### [Given instruction]
Reproduce the data exactly and drop any pictures it holds.

◇ ◇ ◇ ◇ ◇ ◇ ◇

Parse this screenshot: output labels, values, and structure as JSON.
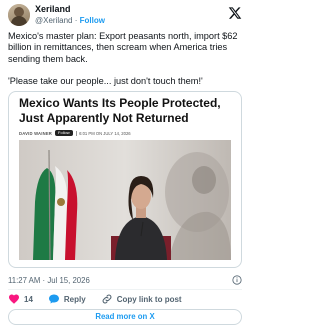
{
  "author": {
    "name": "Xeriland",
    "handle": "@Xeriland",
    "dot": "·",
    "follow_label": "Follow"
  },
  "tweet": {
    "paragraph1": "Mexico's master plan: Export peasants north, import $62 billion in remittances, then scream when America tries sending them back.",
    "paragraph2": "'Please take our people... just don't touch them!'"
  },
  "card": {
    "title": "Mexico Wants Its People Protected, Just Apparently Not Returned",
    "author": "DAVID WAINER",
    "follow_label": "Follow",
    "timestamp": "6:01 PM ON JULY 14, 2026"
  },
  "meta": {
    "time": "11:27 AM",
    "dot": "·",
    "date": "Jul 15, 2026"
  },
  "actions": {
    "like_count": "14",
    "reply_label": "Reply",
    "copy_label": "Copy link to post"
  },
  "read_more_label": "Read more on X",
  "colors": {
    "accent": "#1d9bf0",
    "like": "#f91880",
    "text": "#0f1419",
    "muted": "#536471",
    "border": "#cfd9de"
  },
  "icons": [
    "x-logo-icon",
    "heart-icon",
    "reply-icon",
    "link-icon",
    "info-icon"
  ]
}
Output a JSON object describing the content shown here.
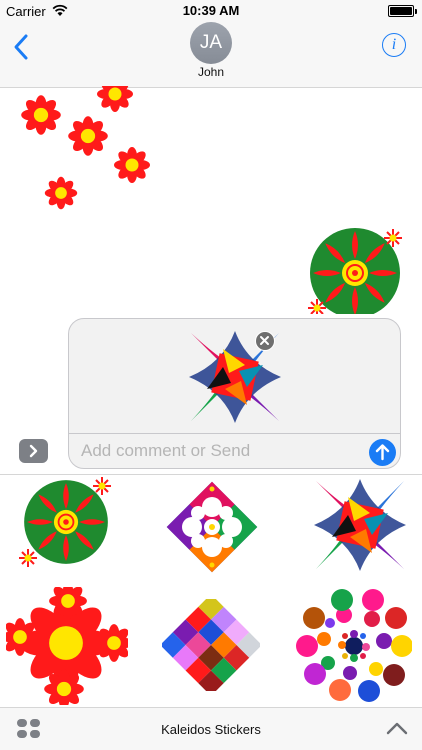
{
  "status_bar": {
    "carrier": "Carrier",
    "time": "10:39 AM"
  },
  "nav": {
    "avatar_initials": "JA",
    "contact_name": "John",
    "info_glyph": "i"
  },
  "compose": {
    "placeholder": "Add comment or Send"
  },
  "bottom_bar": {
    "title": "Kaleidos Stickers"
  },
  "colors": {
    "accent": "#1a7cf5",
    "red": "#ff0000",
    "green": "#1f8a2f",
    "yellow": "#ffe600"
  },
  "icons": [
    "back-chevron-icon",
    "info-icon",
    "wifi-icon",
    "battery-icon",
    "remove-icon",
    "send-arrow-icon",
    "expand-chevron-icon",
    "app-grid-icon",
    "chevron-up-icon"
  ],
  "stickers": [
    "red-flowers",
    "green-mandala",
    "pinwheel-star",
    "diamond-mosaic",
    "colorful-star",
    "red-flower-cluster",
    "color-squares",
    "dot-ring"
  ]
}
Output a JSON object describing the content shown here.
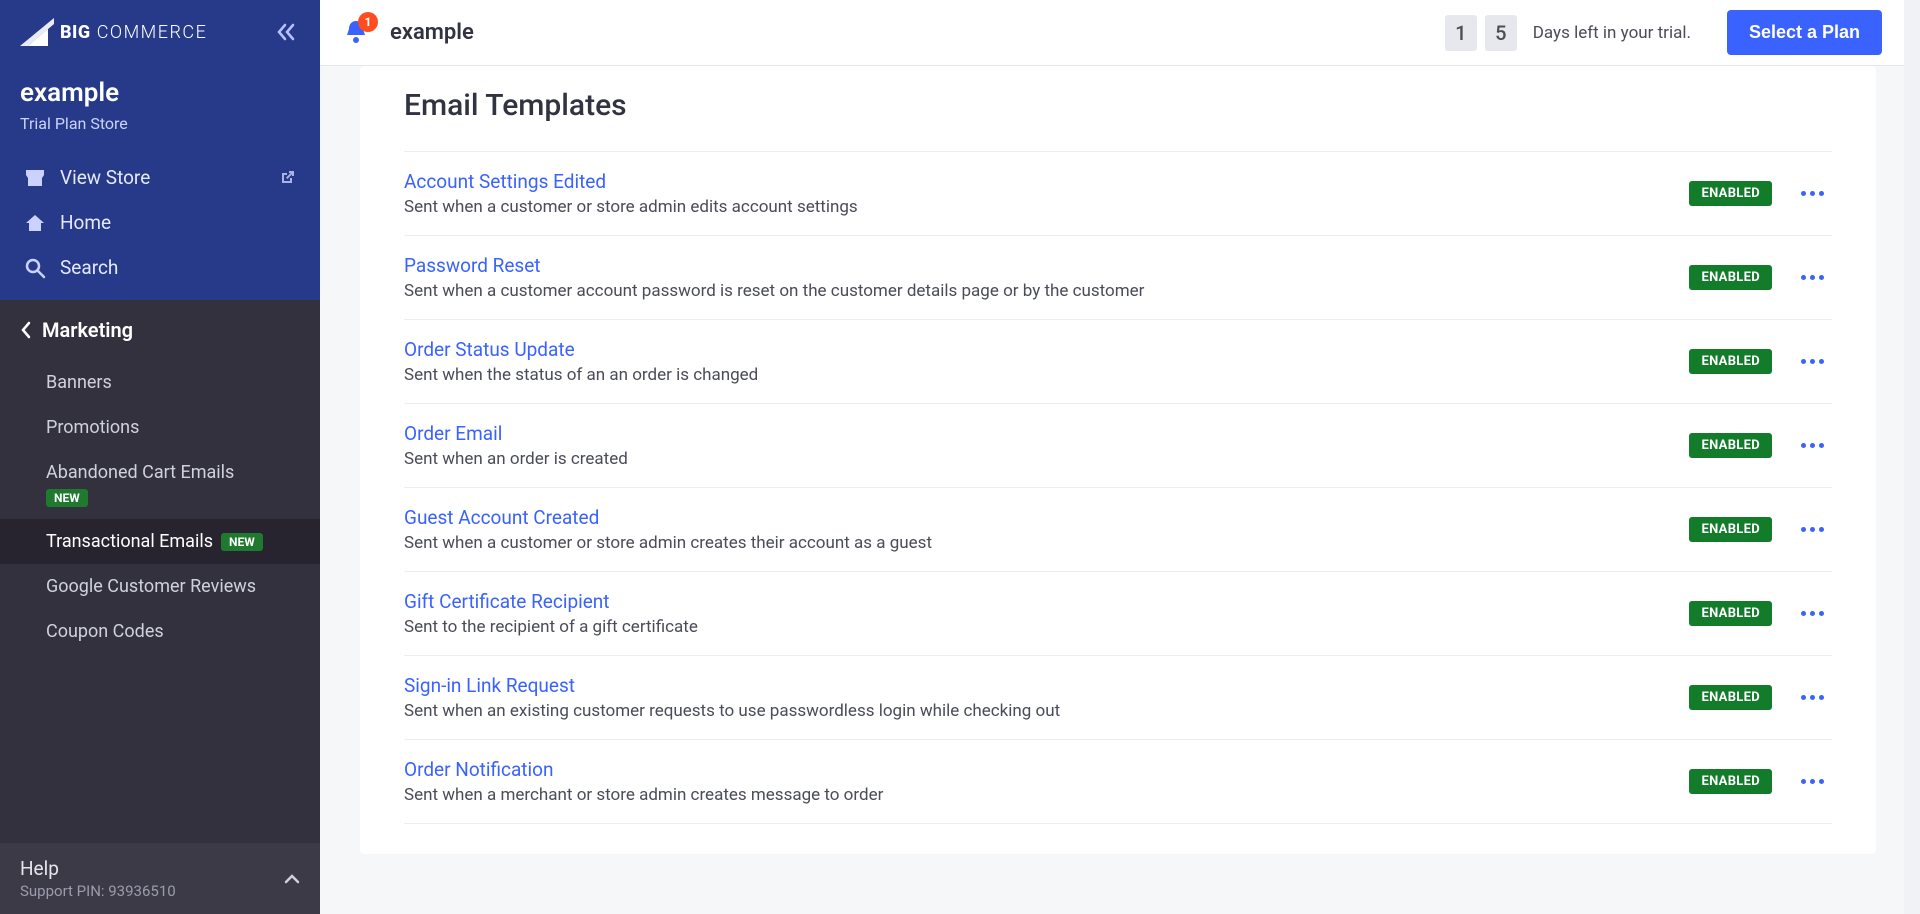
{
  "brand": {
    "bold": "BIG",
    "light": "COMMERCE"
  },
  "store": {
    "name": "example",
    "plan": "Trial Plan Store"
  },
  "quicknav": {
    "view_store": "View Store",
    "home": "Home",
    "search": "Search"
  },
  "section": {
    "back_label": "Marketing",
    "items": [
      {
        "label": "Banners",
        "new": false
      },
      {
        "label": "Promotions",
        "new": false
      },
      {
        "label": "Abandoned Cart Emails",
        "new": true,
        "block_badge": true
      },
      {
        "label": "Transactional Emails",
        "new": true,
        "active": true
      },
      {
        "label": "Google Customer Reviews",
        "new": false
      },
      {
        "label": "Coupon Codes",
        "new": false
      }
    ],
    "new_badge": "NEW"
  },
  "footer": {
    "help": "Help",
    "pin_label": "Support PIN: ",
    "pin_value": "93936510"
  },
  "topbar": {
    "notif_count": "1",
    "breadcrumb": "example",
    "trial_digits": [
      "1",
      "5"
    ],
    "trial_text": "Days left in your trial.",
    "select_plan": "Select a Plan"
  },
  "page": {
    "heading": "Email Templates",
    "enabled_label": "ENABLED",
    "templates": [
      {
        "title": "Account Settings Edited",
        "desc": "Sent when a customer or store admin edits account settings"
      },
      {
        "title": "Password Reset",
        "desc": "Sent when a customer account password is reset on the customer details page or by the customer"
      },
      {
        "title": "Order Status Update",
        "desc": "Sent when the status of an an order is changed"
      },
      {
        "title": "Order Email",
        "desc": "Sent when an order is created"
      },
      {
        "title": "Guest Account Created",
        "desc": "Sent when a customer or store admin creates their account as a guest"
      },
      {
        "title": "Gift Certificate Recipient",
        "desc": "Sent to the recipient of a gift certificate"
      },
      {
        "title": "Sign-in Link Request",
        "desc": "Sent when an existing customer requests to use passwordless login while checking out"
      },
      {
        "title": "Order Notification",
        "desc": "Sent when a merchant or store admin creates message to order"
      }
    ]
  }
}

◇ ◇ ◇ ◇ ◇ ◇ ◇

### [Exercise solution]
Parse this screenshot: output labels, values, and structure as JSON.
{
  "author": {
    "name": "Xeriland",
    "handle": "@Xeriland",
    "dot": "·",
    "follow_label": "Follow"
  },
  "tweet": {
    "paragraph1": "Mexico's master plan: Export peasants north, import $62 billion in remittances, then scream when America tries sending them back.",
    "paragraph2": "'Please take our people... just don't touch them!'"
  },
  "card": {
    "title": "Mexico Wants Its People Protected, Just Apparently Not Returned",
    "author": "DAVID WAINER",
    "follow_label": "Follow",
    "timestamp": "6:01 PM ON JULY 14, 2026"
  },
  "meta": {
    "time": "11:27 AM",
    "dot": "·",
    "date": "Jul 15, 2026"
  },
  "actions": {
    "like_count": "14",
    "reply_label": "Reply",
    "copy_label": "Copy link to post"
  },
  "read_more_label": "Read more on X",
  "colors": {
    "accent": "#1d9bf0",
    "like": "#f91880",
    "text": "#0f1419",
    "muted": "#536471",
    "border": "#cfd9de"
  },
  "icons": [
    "x-logo-icon",
    "heart-icon",
    "reply-icon",
    "link-icon",
    "info-icon"
  ]
}
Output a JSON object describing the content shown here.
{
  "status_bar": {
    "carrier": "Carrier",
    "time": "10:39 AM"
  },
  "nav": {
    "avatar_initials": "JA",
    "contact_name": "John",
    "info_glyph": "i"
  },
  "compose": {
    "placeholder": "Add comment or Send"
  },
  "bottom_bar": {
    "title": "Kaleidos Stickers"
  },
  "colors": {
    "accent": "#1a7cf5",
    "red": "#ff0000",
    "green": "#1f8a2f",
    "yellow": "#ffe600"
  },
  "icons": [
    "back-chevron-icon",
    "info-icon",
    "wifi-icon",
    "battery-icon",
    "remove-icon",
    "send-arrow-icon",
    "expand-chevron-icon",
    "app-grid-icon",
    "chevron-up-icon"
  ],
  "stickers": [
    "red-flowers",
    "green-mandala",
    "pinwheel-star",
    "diamond-mosaic",
    "colorful-star",
    "red-flower-cluster",
    "color-squares",
    "dot-ring"
  ]
}
Output a JSON object describing the content shown here.
{
  "brand": {
    "bold": "BIG",
    "light": "COMMERCE"
  },
  "store": {
    "name": "example",
    "plan": "Trial Plan Store"
  },
  "quicknav": {
    "view_store": "View Store",
    "home": "Home",
    "search": "Search"
  },
  "section": {
    "back_label": "Marketing",
    "items": [
      {
        "label": "Banners",
        "new": false
      },
      {
        "label": "Promotions",
        "new": false
      },
      {
        "label": "Abandoned Cart Emails",
        "new": true,
        "block_badge": true
      },
      {
        "label": "Transactional Emails",
        "new": true,
        "active": true
      },
      {
        "label": "Google Customer Reviews",
        "new": false
      },
      {
        "label": "Coupon Codes",
        "new": false
      }
    ],
    "new_badge": "NEW"
  },
  "footer": {
    "help": "Help",
    "pin_label": "Support PIN: ",
    "pin_value": "93936510"
  },
  "topbar": {
    "notif_count": "1",
    "breadcrumb": "example",
    "trial_digits": [
      "1",
      "5"
    ],
    "trial_text": "Days left in your trial.",
    "select_plan": "Select a Plan"
  },
  "page": {
    "heading": "Email Templates",
    "enabled_label": "ENABLED",
    "templates": [
      {
        "title": "Account Settings Edited",
        "desc": "Sent when a customer or store admin edits account settings"
      },
      {
        "title": "Password Reset",
        "desc": "Sent when a customer account password is reset on the customer details page or by the customer"
      },
      {
        "title": "Order Status Update",
        "desc": "Sent when the status of an an order is changed"
      },
      {
        "title": "Order Email",
        "desc": "Sent when an order is created"
      },
      {
        "title": "Guest Account Created",
        "desc": "Sent when a customer or store admin creates their account as a guest"
      },
      {
        "title": "Gift Certificate Recipient",
        "desc": "Sent to the recipient of a gift certificate"
      },
      {
        "title": "Sign-in Link Request",
        "desc": "Sent when an existing customer requests to use passwordless login while checking out"
      },
      {
        "title": "Order Notification",
        "desc": "Sent when a merchant or store admin creates message to order"
      }
    ]
  }
}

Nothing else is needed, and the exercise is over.